### Records to process ###
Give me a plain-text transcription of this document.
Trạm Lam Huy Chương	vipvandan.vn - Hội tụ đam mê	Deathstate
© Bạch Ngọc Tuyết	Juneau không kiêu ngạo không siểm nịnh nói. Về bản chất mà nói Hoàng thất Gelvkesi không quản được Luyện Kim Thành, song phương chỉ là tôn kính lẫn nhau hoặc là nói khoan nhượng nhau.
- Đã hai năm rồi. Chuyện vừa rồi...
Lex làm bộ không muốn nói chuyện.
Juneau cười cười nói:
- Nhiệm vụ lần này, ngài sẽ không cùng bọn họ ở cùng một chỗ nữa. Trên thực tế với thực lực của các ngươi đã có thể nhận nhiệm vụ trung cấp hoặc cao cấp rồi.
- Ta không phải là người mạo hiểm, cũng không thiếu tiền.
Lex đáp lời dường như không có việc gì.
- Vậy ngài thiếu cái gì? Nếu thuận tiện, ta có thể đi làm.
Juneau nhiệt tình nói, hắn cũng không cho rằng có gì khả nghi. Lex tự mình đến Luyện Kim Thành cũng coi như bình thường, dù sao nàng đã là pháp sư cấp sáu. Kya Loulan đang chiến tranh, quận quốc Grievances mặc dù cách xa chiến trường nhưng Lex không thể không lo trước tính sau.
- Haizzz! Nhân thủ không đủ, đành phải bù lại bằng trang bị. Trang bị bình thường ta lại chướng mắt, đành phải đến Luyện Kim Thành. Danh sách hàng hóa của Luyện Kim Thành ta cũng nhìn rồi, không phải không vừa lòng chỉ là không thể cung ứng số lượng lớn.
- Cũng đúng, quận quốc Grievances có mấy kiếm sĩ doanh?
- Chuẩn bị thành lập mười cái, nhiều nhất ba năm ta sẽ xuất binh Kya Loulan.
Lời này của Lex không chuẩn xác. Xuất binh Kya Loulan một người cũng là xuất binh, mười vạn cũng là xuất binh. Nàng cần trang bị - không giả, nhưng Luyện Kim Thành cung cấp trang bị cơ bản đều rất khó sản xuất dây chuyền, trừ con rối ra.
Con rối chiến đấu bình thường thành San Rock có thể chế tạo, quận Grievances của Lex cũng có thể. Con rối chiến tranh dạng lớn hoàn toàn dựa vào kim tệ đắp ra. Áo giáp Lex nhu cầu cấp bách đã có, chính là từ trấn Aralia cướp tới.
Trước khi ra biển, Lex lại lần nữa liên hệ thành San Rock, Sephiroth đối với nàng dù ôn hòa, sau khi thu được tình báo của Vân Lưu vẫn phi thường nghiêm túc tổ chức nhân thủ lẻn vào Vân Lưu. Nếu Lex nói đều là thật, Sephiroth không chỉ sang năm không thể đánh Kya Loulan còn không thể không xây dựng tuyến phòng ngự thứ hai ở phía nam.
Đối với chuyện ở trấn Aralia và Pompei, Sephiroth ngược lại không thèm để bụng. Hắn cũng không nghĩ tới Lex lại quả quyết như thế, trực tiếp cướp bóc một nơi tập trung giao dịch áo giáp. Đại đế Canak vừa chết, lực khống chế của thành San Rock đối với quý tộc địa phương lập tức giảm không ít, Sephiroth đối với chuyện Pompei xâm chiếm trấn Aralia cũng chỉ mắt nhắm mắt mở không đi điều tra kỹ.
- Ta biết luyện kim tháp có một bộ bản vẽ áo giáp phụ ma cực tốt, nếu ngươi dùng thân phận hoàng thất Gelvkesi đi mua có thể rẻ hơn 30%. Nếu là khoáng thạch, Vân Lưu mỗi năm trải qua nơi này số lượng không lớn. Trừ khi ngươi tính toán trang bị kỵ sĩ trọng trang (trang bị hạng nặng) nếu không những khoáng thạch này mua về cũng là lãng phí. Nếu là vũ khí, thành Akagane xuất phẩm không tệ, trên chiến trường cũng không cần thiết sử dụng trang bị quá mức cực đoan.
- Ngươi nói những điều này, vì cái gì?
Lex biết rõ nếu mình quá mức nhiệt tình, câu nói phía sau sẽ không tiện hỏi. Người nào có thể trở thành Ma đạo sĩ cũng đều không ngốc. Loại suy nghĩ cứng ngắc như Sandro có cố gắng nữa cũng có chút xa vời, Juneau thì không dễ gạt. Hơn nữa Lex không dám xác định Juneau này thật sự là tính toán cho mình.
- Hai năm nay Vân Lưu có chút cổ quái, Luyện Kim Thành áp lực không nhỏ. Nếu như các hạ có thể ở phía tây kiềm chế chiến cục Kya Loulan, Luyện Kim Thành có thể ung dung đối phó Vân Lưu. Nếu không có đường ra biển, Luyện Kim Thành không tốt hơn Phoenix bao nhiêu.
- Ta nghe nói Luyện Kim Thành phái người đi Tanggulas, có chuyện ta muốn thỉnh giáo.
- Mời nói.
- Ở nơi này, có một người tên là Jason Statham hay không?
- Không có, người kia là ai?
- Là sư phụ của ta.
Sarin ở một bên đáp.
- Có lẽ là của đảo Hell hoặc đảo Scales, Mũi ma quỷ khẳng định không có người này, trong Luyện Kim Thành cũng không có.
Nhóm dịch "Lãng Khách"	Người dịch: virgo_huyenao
###
**What needs to be done:** Write out every line exactly as it stands.

**Exercise output:**
Give me a plain-text transcription of this document.
Trạm Lam Huy Chương	vipvandan.vn - Hội tụ đam mê	Deathstate
© Bạch Ngọc Tuyết	Juneau không kiêu ngạo không siểm nịnh nói. Về bản chất mà nói Hoàng thất Gelvkesi không quản được Luyện Kim Thành, song phương chỉ là tôn kính lẫn nhau hoặc là nói khoan nhượng nhau.
- Đã hai năm rồi. Chuyện vừa rồi...
Lex làm bộ không muốn nói chuyện.
Juneau cười cười nói:
- Nhiệm vụ lần này, ngài sẽ không cùng bọn họ ở cùng một chỗ nữa. Trên thực tế với thực lực của các ngươi đã có thể nhận nhiệm vụ trung cấp hoặc cao cấp rồi.
- Ta không phải là người mạo hiểm, cũng không thiếu tiền.
Lex đáp lời dường như không có việc gì.
- Vậy ngài thiếu cái gì? Nếu thuận tiện, ta có thể đi làm.
Juneau nhiệt tình nói, hắn cũng không cho rằng có gì khả nghi. Lex tự mình đến Luyện Kim Thành cũng coi như bình thường, dù sao nàng đã là pháp sư cấp sáu. Kya Loulan đang chiến tranh, quận quốc Grievances mặc dù cách xa chiến trường nhưng Lex không thể không lo trước tính sau.
- Haizzz! Nhân thủ không đủ, đành phải bù lại bằng trang bị. Trang bị bình thường ta lại chướng mắt, đành phải đến Luyện Kim Thành. Danh sách hàng hóa của Luyện Kim Thành ta cũng nhìn rồi, không phải không vừa lòng chỉ là không thể cung ứng số lượng lớn.
- Cũng đúng, quận quốc Grievances có mấy kiếm sĩ doanh?
- Chuẩn bị thành lập mười cái, nhiều nhất ba năm ta sẽ xuất binh Kya Loulan.
Lời này của Lex không chuẩn xác. Xuất binh Kya Loulan một người cũng là xuất binh, mười vạn cũng là xuất binh. Nàng cần trang bị - không giả, nhưng Luyện Kim Thành cung cấp trang bị cơ bản đều rất khó sản xuất dây chuyền, trừ con rối ra.
Con rối chiến đấu bình thường thành San Rock có thể chế tạo, quận Grievances của Lex cũng có thể. Con rối chiến tranh dạng lớn hoàn toàn dựa vào kim tệ đắp ra. Áo giáp Lex nhu cầu cấp bách đã có, chính là từ trấn Aralia cướp tới.
Trước khi ra biển, Lex lại lần nữa liên hệ thành San Rock, Sephiroth đối với nàng dù ôn hòa, sau khi thu được tình báo của Vân Lưu vẫn phi thường nghiêm túc tổ chức nhân thủ lẻn vào Vân Lưu. Nếu Lex nói đều là thật, Sephiroth không chỉ sang năm không thể đánh Kya Loulan còn không thể không xây dựng tuyến phòng ngự thứ hai ở phía nam.
Đối với chuyện ở trấn Aralia và Pompei, Sephiroth ngược lại không thèm để bụng. Hắn cũng không nghĩ tới Lex lại quả quyết như thế, trực tiếp cướp bóc một nơi tập trung giao dịch áo giáp. Đại đế Canak vừa chết, lực khống chế của thành San Rock đối với quý tộc địa phương lập tức giảm không ít, Sephiroth đối với chuyện Pompei xâm chiếm trấn Aralia cũng chỉ mắt nhắm mắt mở không đi điều tra kỹ.
- Ta biết luyện kim tháp có một bộ bản vẽ áo giáp phụ ma cực tốt, nếu ngươi dùng thân phận hoàng thất Gelvkesi đi mua có thể rẻ hơn 30%. Nếu là khoáng thạch, Vân Lưu mỗi năm trải qua nơi này số lượng không lớn. Trừ khi ngươi tính toán trang bị kỵ sĩ trọng trang (trang bị hạng nặng) nếu không những khoáng thạch này mua về cũng là lãng phí. Nếu là vũ khí, thành Akagane xuất phẩm không tệ, trên chiến trường cũng không cần thiết sử dụng trang bị quá mức cực đoan.
- Ngươi nói những điều này, vì cái gì?
Lex biết rõ nếu mình quá mức nhiệt tình, câu nói phía sau sẽ không tiện hỏi. Người nào có thể trở thành Ma đạo sĩ cũng đều không ngốc. Loại suy nghĩ cứng ngắc như Sandro có cố gắng nữa cũng có chút xa vời, Juneau thì không dễ gạt. Hơn nữa Lex không dám xác định Juneau này thật sự là tính toán cho mình.
- Hai năm nay Vân Lưu có chút cổ quái, Luyện Kim Thành áp lực không nhỏ. Nếu như các hạ có thể ở phía tây kiềm chế chiến cục Kya Loulan, Luyện Kim Thành có thể ung dung đối phó Vân Lưu. Nếu không có đường ra biển, Luyện Kim Thành không tốt hơn Phoenix bao nhiêu.
- Ta nghe nói Luyện Kim Thành phái người đi Tanggulas, có chuyện ta muốn thỉnh giáo.
- Mời nói.
- Ở nơi này, có một người tên là Jason Statham hay không?
- Không có, người kia là ai?
- Là sư phụ của ta.
Sarin ở một bên đáp.
- Có lẽ là của đảo Hell hoặc đảo Scales, Mũi ma quỷ khẳng định không có người này, trong Luyện Kim Thành cũng không có.
Nhóm dịch "Lãng Khách"	Người dịch: virgo_huyenao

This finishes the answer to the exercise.